**Exercise objective:** Copy out every line that contains "travel".
## START Source data
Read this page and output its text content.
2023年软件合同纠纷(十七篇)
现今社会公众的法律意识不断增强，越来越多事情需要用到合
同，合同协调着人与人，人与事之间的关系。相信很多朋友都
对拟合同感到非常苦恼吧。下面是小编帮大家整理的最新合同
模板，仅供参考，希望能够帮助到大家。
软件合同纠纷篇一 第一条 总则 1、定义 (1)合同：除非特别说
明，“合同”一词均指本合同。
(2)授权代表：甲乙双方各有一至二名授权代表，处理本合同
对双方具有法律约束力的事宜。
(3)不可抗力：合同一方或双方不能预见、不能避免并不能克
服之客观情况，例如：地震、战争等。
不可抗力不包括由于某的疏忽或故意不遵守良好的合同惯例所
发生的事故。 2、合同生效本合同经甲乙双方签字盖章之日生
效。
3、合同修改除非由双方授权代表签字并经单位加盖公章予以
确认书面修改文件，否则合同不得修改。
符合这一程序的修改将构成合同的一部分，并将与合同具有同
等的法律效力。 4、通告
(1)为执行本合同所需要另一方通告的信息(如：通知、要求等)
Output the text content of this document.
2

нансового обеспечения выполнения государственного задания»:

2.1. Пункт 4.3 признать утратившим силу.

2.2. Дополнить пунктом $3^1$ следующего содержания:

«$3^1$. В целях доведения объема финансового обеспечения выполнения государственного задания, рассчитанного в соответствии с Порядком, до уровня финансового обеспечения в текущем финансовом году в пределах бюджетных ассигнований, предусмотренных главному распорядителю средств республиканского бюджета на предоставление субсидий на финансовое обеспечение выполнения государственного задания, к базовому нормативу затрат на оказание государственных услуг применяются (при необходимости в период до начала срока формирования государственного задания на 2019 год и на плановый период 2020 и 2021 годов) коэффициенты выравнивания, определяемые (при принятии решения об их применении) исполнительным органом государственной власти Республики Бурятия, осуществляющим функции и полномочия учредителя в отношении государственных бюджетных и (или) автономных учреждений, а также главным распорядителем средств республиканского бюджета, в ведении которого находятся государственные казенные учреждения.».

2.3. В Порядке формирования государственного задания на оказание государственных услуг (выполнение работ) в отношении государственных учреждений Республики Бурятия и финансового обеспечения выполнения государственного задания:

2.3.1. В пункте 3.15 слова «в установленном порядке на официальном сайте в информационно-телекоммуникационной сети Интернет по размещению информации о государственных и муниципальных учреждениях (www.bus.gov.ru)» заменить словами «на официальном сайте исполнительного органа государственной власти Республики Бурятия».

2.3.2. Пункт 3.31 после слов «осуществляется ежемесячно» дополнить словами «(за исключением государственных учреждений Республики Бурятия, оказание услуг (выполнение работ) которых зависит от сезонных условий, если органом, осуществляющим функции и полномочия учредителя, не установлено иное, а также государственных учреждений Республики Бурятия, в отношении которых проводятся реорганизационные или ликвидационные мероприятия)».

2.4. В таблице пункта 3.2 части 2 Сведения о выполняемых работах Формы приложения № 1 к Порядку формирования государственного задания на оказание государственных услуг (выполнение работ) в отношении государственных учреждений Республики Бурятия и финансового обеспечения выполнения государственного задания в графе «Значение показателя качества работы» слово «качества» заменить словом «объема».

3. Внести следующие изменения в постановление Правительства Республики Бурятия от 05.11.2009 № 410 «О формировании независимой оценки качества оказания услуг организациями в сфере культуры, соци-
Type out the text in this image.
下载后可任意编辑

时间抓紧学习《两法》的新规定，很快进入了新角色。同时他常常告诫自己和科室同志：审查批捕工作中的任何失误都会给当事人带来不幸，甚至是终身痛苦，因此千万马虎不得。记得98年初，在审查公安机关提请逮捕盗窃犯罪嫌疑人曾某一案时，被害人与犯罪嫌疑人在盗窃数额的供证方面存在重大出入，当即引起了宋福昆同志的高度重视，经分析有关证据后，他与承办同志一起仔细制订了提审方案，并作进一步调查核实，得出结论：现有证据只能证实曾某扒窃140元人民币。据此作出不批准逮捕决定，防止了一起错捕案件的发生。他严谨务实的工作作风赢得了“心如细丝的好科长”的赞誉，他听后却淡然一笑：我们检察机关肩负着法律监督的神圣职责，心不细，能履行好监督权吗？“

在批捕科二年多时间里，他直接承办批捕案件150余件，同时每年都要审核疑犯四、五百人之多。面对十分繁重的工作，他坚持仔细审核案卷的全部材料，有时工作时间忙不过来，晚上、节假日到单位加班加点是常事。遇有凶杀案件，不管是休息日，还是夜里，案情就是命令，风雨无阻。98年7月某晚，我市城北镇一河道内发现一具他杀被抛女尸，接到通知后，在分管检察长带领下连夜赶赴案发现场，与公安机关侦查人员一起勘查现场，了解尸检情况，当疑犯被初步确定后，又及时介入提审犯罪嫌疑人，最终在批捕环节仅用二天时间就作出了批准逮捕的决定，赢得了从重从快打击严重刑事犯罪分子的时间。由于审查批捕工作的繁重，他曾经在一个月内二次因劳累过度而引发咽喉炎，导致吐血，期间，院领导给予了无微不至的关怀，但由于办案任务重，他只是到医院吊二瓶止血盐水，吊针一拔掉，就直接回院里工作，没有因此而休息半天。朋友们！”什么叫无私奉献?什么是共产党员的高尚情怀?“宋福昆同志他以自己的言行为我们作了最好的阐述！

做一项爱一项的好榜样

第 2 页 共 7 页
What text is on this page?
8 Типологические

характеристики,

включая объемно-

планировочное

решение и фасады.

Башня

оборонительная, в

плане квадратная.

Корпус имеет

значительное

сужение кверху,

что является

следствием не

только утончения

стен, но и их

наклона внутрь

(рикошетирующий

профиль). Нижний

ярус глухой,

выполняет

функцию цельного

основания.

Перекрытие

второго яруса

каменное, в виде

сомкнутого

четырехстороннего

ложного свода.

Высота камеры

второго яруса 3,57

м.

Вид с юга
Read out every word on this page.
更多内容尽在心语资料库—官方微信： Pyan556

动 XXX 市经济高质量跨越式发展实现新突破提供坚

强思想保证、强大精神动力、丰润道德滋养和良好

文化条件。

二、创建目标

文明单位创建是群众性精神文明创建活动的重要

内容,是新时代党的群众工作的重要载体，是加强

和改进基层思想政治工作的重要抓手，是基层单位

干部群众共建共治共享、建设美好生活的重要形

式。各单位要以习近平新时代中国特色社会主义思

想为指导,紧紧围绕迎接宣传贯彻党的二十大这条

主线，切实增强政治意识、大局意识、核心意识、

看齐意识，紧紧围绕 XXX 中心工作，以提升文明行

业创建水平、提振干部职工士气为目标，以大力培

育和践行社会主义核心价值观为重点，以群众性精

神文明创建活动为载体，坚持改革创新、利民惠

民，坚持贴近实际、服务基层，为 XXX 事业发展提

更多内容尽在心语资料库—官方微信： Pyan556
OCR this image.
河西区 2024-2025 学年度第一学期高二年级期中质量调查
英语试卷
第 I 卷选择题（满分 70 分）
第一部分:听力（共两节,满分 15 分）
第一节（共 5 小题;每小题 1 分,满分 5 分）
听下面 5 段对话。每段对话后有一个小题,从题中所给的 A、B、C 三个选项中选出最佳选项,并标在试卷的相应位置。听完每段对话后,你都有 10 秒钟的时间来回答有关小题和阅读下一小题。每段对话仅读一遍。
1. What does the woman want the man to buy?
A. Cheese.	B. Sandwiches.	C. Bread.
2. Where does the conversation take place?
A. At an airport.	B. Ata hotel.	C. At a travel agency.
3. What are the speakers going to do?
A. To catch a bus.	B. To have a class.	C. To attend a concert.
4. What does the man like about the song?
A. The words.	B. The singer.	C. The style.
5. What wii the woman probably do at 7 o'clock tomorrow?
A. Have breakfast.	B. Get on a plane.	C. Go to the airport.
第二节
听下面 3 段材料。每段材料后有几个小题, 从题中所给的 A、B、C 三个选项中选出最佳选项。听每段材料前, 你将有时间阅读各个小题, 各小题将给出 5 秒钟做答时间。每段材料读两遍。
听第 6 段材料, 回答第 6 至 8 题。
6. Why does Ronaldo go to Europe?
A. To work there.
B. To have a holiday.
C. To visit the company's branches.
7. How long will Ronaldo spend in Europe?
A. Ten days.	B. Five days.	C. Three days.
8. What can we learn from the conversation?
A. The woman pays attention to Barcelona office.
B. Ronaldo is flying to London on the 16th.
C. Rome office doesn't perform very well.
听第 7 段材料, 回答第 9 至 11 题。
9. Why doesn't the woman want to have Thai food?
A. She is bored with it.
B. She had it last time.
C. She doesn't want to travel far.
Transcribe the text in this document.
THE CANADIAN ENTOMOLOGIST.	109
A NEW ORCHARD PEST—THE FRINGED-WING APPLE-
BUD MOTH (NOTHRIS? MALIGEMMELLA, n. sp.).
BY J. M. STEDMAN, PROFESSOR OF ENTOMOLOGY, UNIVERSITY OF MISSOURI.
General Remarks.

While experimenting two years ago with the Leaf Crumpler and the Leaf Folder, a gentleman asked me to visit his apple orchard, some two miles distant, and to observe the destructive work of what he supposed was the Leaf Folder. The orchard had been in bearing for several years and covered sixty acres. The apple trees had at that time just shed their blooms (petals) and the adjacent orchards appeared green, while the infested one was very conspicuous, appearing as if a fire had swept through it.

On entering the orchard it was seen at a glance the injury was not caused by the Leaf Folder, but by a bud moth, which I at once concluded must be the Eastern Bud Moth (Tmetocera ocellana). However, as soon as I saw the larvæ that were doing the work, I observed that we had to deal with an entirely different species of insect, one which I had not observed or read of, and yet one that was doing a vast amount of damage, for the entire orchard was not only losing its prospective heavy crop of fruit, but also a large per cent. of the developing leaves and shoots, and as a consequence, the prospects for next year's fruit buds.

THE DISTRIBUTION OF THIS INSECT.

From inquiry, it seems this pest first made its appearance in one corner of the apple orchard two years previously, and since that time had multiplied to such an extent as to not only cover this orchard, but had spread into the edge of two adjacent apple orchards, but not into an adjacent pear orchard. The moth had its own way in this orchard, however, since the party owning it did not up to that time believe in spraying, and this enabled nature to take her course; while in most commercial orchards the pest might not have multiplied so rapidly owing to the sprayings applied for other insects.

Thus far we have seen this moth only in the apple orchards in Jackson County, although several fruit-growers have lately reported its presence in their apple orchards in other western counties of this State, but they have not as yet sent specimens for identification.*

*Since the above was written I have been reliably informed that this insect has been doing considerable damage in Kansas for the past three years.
## END Source data
**Written response:**
A. At an airport.	B. Ata hotel.	C. At a travel agency.
C. She doesn't want to travel far.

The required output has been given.